> TASK REQUIREMENTS
What is the number of lines containing the string "distance"? Answer with the number only.

> DATA ENTRIES

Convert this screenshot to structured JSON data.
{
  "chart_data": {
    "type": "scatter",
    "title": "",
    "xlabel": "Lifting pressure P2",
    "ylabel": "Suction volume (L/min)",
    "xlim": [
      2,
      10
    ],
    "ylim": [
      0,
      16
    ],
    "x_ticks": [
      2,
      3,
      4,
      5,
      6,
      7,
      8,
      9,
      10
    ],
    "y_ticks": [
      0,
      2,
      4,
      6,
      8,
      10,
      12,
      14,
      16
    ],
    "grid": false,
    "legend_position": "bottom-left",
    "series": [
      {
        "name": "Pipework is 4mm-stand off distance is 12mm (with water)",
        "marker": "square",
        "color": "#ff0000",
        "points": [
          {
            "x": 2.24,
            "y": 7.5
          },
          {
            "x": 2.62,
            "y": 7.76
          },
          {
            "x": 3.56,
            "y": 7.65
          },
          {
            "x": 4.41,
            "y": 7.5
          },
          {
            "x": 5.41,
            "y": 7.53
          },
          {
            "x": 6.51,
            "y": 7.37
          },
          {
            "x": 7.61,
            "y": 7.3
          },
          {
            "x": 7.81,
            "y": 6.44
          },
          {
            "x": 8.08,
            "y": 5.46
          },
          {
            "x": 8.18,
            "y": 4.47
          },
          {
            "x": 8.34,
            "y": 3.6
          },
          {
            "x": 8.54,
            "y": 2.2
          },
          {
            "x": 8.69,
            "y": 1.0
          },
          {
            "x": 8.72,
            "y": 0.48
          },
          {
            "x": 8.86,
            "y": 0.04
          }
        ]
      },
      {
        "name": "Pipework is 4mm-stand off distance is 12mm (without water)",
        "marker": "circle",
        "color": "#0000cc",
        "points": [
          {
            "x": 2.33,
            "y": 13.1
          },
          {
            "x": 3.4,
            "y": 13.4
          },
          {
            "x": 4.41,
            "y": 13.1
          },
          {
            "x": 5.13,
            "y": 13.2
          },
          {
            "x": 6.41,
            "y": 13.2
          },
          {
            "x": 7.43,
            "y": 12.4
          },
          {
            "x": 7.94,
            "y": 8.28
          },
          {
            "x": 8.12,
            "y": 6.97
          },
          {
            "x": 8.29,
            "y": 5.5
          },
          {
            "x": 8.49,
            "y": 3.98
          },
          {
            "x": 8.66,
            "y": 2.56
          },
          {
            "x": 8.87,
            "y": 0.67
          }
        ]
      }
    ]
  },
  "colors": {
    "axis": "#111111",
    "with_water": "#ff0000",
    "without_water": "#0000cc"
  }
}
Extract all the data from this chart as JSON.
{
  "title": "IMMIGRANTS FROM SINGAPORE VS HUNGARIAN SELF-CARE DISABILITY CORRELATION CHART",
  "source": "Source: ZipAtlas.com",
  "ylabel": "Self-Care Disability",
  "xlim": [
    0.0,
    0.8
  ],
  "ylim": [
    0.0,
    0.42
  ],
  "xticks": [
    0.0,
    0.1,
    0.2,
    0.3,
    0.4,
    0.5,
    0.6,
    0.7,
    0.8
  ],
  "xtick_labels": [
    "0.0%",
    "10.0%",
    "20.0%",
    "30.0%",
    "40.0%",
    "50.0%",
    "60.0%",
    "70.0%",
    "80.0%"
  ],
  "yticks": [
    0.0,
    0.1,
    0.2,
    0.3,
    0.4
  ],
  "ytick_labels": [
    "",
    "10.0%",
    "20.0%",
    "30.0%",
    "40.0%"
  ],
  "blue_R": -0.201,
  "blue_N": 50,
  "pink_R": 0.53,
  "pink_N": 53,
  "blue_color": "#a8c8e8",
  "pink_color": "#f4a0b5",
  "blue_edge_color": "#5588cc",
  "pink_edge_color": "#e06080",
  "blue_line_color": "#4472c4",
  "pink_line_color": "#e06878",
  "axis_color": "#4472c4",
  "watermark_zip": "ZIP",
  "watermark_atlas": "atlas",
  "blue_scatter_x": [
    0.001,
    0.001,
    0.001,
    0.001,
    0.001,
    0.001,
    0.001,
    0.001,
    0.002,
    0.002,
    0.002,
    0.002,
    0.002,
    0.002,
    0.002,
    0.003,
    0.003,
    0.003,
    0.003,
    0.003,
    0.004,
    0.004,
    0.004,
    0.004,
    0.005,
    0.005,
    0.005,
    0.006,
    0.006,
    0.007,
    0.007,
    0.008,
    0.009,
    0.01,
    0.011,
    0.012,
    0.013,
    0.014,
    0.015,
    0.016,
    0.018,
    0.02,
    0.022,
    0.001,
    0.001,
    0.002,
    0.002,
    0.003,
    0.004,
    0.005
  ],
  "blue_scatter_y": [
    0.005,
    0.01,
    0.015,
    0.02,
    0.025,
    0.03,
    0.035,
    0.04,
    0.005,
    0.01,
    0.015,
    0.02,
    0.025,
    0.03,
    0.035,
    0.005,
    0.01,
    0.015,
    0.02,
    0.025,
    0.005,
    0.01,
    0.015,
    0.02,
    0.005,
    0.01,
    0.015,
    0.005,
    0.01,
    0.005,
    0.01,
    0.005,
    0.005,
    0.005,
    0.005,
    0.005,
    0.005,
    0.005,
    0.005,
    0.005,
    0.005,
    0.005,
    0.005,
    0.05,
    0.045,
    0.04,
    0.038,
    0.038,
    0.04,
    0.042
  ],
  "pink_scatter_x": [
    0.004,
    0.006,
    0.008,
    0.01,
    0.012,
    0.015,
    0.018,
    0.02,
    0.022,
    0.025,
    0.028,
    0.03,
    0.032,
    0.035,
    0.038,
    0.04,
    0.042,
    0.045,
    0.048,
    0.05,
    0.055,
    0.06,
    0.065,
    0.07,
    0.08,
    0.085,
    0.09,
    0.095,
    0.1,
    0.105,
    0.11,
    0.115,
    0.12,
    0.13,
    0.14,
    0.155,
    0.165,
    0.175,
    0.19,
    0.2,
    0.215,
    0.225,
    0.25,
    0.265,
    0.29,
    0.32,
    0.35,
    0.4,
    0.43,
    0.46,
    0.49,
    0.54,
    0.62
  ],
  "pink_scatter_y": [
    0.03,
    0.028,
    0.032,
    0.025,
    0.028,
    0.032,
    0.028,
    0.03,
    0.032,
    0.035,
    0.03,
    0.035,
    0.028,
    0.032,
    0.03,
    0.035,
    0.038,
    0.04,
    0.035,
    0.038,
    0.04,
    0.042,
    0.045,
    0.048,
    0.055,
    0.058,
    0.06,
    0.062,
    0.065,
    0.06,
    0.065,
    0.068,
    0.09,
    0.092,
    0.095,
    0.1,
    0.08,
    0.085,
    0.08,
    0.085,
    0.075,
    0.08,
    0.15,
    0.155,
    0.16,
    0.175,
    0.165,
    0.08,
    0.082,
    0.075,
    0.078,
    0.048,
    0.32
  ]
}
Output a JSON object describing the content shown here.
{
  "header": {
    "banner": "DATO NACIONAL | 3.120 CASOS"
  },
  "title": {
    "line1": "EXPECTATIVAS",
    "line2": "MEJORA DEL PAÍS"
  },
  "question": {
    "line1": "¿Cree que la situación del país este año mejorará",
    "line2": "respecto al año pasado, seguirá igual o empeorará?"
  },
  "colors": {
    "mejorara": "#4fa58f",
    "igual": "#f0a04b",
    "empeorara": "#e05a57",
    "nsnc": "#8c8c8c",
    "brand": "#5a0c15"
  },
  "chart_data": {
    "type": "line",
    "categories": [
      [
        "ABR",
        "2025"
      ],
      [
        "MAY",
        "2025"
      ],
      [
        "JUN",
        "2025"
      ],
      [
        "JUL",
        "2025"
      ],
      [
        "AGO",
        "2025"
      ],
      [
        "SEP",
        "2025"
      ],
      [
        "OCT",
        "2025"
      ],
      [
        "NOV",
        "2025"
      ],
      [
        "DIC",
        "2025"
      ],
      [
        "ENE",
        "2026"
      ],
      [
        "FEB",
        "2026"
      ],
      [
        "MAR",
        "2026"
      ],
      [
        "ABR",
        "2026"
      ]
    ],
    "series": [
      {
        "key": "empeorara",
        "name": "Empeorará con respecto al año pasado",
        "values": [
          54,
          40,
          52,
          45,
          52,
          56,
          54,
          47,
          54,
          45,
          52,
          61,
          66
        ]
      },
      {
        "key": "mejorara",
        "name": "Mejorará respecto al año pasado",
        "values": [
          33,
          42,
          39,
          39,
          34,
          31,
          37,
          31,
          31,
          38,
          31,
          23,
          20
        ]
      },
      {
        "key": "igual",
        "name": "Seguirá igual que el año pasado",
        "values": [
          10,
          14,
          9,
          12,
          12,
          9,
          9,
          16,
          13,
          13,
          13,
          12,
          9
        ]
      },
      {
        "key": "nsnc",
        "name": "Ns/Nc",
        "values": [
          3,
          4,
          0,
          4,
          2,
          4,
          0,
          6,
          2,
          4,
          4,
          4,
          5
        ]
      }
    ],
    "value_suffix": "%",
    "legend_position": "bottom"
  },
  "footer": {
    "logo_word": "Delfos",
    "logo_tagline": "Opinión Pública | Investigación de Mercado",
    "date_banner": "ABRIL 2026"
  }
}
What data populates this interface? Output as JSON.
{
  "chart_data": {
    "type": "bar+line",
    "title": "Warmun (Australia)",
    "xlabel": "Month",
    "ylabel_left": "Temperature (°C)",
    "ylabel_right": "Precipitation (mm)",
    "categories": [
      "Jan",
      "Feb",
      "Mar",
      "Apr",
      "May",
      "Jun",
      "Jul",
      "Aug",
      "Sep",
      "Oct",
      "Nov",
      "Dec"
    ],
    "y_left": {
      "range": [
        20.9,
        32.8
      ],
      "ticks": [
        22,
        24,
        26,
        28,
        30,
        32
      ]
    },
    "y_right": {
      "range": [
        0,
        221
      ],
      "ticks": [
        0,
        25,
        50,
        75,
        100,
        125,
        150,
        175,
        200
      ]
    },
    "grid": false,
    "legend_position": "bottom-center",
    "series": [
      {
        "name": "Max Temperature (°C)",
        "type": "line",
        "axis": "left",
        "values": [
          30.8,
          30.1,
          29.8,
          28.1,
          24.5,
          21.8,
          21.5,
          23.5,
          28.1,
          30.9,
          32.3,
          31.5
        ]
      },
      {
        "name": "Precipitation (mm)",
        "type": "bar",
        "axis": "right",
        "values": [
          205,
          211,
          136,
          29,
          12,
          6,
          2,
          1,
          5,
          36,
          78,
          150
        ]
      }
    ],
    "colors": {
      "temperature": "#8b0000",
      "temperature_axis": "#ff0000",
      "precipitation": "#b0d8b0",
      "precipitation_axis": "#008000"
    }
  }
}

> RESPONSE BELOW
2